• _Task goal_
Show only lines that include "Mode".

• _Material for this task_
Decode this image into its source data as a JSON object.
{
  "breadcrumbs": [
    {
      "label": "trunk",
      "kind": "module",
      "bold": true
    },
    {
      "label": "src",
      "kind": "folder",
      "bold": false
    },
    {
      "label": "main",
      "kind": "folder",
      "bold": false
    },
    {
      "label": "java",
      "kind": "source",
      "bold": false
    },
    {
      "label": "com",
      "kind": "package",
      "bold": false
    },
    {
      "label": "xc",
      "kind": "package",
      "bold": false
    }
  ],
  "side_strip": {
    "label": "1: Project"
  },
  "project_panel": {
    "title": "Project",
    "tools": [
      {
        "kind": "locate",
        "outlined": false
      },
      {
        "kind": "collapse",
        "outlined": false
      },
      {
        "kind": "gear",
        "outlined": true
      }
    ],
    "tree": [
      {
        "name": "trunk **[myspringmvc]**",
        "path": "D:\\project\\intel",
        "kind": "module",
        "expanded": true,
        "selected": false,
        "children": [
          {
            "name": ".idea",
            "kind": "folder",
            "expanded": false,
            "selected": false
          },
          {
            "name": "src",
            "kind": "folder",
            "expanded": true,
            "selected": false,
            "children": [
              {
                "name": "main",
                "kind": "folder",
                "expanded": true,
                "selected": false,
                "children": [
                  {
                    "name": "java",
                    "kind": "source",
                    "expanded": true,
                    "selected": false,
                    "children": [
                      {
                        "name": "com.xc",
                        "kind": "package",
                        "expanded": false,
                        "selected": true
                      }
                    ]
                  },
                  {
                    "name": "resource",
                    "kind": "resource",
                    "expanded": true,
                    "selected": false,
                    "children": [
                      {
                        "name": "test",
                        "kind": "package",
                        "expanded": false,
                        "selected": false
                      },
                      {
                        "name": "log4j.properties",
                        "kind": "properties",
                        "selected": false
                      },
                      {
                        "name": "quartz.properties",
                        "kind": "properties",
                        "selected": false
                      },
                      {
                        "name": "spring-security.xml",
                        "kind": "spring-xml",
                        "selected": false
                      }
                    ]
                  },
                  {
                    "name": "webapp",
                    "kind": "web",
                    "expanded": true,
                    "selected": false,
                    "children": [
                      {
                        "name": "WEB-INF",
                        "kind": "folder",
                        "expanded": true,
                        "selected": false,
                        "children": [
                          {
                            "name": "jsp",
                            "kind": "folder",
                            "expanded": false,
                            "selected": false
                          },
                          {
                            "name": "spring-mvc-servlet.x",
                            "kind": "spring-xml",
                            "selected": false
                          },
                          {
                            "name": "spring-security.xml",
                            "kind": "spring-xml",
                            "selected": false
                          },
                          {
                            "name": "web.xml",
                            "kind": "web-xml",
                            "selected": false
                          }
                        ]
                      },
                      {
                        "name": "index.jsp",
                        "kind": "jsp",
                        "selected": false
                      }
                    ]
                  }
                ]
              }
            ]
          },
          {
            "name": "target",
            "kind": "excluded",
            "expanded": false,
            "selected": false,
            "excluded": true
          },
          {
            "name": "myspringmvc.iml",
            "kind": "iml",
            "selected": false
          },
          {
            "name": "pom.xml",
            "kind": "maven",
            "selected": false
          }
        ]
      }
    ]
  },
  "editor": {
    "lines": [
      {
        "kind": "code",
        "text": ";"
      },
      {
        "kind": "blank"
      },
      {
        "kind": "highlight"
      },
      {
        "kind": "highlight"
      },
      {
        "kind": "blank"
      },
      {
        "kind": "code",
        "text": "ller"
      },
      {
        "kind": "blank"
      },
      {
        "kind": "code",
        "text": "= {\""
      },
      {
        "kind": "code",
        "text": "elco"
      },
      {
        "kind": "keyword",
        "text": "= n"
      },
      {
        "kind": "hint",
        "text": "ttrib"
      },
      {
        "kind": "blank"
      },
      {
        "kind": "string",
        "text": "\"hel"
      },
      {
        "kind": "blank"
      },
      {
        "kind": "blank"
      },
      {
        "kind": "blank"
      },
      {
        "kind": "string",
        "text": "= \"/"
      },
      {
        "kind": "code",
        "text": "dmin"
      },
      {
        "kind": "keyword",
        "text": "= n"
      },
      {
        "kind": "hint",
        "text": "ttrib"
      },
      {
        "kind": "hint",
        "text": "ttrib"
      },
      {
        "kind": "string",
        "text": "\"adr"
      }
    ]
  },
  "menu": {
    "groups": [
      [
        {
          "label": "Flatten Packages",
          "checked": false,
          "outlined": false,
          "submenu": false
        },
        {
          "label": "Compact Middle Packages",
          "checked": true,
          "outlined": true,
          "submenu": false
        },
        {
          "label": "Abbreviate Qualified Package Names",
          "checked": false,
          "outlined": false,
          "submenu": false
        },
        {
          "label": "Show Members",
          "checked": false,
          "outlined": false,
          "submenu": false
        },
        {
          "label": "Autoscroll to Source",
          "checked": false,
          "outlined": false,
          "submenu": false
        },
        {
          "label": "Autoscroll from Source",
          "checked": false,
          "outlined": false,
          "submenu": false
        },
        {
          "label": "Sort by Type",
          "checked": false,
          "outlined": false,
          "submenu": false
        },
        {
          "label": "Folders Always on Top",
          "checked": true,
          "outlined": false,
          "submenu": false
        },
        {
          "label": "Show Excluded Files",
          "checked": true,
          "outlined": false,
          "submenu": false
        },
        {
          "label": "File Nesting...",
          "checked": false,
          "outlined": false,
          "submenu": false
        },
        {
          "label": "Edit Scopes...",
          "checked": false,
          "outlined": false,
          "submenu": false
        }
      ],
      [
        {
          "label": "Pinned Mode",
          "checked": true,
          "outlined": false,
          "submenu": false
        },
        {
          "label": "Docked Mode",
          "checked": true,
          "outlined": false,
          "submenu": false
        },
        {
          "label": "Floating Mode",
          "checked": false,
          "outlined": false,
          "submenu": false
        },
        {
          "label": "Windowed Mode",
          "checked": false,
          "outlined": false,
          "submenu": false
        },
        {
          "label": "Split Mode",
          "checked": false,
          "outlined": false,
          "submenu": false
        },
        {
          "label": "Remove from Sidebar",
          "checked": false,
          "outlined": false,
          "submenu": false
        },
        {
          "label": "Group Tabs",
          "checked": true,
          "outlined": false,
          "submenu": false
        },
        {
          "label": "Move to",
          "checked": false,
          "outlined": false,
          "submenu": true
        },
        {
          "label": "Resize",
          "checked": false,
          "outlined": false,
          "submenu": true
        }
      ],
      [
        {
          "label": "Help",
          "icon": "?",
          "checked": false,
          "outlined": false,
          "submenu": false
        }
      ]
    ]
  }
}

• _In response_
          "label": "Pinned Mode",
          "label": "Docked Mode",
          "label": "Floating Mode",
          "label": "Windowed Mode",
          "label": "Split Mode",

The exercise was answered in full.